• Work required: Below are records to be output exactly, every one of them.

----

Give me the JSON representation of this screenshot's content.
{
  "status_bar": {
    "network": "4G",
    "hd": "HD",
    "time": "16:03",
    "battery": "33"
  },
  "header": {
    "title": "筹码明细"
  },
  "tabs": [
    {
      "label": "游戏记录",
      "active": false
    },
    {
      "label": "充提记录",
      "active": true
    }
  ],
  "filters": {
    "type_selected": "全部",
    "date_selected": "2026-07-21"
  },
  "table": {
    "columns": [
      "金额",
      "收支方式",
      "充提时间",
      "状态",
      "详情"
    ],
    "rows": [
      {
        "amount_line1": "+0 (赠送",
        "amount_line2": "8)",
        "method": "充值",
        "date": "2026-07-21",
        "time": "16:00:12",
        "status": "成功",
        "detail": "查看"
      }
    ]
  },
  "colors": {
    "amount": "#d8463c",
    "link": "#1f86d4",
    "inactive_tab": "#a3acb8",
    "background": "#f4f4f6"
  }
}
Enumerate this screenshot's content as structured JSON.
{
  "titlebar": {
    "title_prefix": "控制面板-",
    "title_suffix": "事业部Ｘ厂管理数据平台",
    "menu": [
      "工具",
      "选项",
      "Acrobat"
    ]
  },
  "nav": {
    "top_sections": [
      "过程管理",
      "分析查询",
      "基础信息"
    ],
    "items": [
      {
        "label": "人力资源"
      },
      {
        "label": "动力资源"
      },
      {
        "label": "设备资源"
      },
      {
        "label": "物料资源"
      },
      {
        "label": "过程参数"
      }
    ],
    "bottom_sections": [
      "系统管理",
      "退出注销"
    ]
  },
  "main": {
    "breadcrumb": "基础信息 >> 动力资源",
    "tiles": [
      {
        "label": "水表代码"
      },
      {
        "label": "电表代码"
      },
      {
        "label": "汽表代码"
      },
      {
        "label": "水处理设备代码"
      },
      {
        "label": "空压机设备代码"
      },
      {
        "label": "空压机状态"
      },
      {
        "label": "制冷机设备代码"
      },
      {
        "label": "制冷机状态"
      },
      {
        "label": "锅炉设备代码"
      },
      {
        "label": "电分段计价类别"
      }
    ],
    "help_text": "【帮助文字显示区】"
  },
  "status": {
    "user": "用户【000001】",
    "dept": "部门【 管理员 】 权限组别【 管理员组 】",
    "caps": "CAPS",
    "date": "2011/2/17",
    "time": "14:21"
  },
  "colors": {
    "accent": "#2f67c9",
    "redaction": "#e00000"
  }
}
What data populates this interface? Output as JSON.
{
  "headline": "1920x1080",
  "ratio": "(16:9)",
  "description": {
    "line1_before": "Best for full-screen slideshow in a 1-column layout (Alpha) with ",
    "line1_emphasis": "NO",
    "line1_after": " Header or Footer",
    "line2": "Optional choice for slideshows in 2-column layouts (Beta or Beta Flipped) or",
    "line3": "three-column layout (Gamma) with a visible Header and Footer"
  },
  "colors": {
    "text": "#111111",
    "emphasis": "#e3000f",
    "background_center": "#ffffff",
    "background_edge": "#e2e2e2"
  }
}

----

• Problem solution:
Give me the JSON representation of this screenshot's content.
{
  "status_bar": {
    "network": "4G",
    "hd": "HD",
    "time": "16:03",
    "battery": "33"
  },
  "header": {
    "title": "筹码明细"
  },
  "tabs": [
    {
      "label": "游戏记录",
      "active": false
    },
    {
      "label": "充提记录",
      "active": true
    }
  ],
  "filters": {
    "type_selected": "全部",
    "date_selected": "2026-07-21"
  },
  "table": {
    "columns": [
      "金额",
      "收支方式",
      "充提时间",
      "状态",
      "详情"
    ],
    "rows": [
      {
        "amount_line1": "+0 (赠送",
        "amount_line2": "8)",
        "method": "充值",
        "date": "2026-07-21",
        "time": "16:00:12",
        "status": "成功",
        "detail": "查看"
      }
    ]
  },
  "colors": {
    "amount": "#d8463c",
    "link": "#1f86d4",
    "inactive_tab": "#a3acb8",
    "background": "#f4f4f6"
  }
}
Enumerate this screenshot's content as structured JSON.
{
  "titlebar": {
    "title_prefix": "控制面板-",
    "title_suffix": "事业部Ｘ厂管理数据平台",
    "menu": [
      "工具",
      "选项",
      "Acrobat"
    ]
  },
  "nav": {
    "top_sections": [
      "过程管理",
      "分析查询",
      "基础信息"
    ],
    "items": [
      {
        "label": "人力资源"
      },
      {
        "label": "动力资源"
      },
      {
        "label": "设备资源"
      },
      {
        "label": "物料资源"
      },
      {
        "label": "过程参数"
      }
    ],
    "bottom_sections": [
      "系统管理",
      "退出注销"
    ]
  },
  "main": {
    "breadcrumb": "基础信息 >> 动力资源",
    "tiles": [
      {
        "label": "水表代码"
      },
      {
        "label": "电表代码"
      },
      {
        "label": "汽表代码"
      },
      {
        "label": "水处理设备代码"
      },
      {
        "label": "空压机设备代码"
      },
      {
        "label": "空压机状态"
      },
      {
        "label": "制冷机设备代码"
      },
      {
        "label": "制冷机状态"
      },
      {
        "label": "锅炉设备代码"
      },
      {
        "label": "电分段计价类别"
      }
    ],
    "help_text": "【帮助文字显示区】"
  },
  "status": {
    "user": "用户【000001】",
    "dept": "部门【 管理员 】 权限组别【 管理员组 】",
    "caps": "CAPS",
    "date": "2011/2/17",
    "time": "14:21"
  },
  "colors": {
    "accent": "#2f67c9",
    "redaction": "#e00000"
  }
}
What data populates this interface? Output as JSON.
{
  "headline": "1920x1080",
  "ratio": "(16:9)",
  "description": {
    "line1_before": "Best for full-screen slideshow in a 1-column layout (Alpha) with ",
    "line1_emphasis": "NO",
    "line1_after": " Header or Footer",
    "line2": "Optional choice for slideshows in 2-column layouts (Beta or Beta Flipped) or",
    "line3": "three-column layout (Gamma) with a visible Header and Footer"
  },
  "colors": {
    "text": "#111111",
    "emphasis": "#e3000f",
    "background_center": "#ffffff",
    "background_edge": "#e2e2e2"
  }
}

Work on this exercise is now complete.